%%

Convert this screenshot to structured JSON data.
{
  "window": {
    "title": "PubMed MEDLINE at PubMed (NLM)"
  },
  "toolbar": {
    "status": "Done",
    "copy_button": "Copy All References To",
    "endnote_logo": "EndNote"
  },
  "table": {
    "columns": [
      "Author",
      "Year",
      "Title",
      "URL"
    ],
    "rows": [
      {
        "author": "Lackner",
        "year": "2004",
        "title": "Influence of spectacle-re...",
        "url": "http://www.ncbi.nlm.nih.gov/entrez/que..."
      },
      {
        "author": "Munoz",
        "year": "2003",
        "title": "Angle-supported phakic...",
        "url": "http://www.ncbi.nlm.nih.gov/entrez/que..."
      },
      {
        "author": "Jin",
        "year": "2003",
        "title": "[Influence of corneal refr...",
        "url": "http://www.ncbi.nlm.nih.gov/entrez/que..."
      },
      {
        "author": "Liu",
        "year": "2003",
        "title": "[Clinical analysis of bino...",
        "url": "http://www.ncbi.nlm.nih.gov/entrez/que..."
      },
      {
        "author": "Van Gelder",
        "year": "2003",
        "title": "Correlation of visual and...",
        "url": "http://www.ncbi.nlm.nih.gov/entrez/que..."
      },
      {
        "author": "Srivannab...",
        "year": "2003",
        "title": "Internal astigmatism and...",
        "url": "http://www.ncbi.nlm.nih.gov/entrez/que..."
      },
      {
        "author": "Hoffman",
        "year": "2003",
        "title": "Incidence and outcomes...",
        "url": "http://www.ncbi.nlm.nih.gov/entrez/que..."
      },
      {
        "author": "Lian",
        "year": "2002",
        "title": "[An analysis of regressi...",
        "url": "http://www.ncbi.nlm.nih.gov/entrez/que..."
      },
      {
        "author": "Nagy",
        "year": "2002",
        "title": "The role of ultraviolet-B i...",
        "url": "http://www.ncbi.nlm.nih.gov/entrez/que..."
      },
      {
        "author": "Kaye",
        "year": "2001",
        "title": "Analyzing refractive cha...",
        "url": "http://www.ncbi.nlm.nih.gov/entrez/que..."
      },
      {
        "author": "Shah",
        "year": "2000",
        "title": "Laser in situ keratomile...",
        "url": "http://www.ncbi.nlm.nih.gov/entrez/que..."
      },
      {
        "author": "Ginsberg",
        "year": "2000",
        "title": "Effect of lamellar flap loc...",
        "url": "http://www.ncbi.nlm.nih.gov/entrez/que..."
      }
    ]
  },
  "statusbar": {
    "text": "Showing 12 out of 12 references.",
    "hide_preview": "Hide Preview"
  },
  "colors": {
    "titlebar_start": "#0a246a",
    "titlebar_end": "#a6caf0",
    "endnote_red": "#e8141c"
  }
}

%%

WRITTEN PROBLEM: Copy all of the data exactly.

FINAL ANSWER:
Convert this screenshot to structured JSON data.
{
  "window": {
    "title": "PubMed MEDLINE at PubMed (NLM)"
  },
  "toolbar": {
    "status": "Done",
    "copy_button": "Copy All References To",
    "endnote_logo": "EndNote"
  },
  "table": {
    "columns": [
      "Author",
      "Year",
      "Title",
      "URL"
    ],
    "rows": [
      {
        "author": "Lackner",
        "year": "2004",
        "title": "Influence of spectacle-re...",
        "url": "http://www.ncbi.nlm.nih.gov/entrez/que..."
      },
      {
        "author": "Munoz",
        "year": "2003",
        "title": "Angle-supported phakic...",
        "url": "http://www.ncbi.nlm.nih.gov/entrez/que..."
      },
      {
        "author": "Jin",
        "year": "2003",
        "title": "[Influence of corneal refr...",
        "url": "http://www.ncbi.nlm.nih.gov/entrez/que..."
      },
      {
        "author": "Liu",
        "year": "2003",
        "title": "[Clinical analysis of bino...",
        "url": "http://www.ncbi.nlm.nih.gov/entrez/que..."
      },
      {
        "author": "Van Gelder",
        "year": "2003",
        "title": "Correlation of visual and...",
        "url": "http://www.ncbi.nlm.nih.gov/entrez/que..."
      },
      {
        "author": "Srivannab...",
        "year": "2003",
        "title": "Internal astigmatism and...",
        "url": "http://www.ncbi.nlm.nih.gov/entrez/que..."
      },
      {
        "author": "Hoffman",
        "year": "2003",
        "title": "Incidence and outcomes...",
        "url": "http://www.ncbi.nlm.nih.gov/entrez/que..."
      },
      {
        "author": "Lian",
        "year": "2002",
        "title": "[An analysis of regressi...",
        "url": "http://www.ncbi.nlm.nih.gov/entrez/que..."
      },
      {
        "author": "Nagy",
        "year": "2002",
        "title": "The role of ultraviolet-B i...",
        "url": "http://www.ncbi.nlm.nih.gov/entrez/que..."
      },
      {
        "author": "Kaye",
        "year": "2001",
        "title": "Analyzing refractive cha...",
        "url": "http://www.ncbi.nlm.nih.gov/entrez/que..."
      },
      {
        "author": "Shah",
        "year": "2000",
        "title": "Laser in situ keratomile...",
        "url": "http://www.ncbi.nlm.nih.gov/entrez/que..."
      },
      {
        "author": "Ginsberg",
        "year": "2000",
        "title": "Effect of lamellar flap loc...",
        "url": "http://www.ncbi.nlm.nih.gov/entrez/que..."
      }
    ]
  },
  "statusbar": {
    "text": "Showing 12 out of 12 references.",
    "hide_preview": "Hide Preview"
  },
  "colors": {
    "titlebar_start": "#0a246a",
    "titlebar_end": "#a6caf0",
    "endnote_red": "#e8141c"
  }
}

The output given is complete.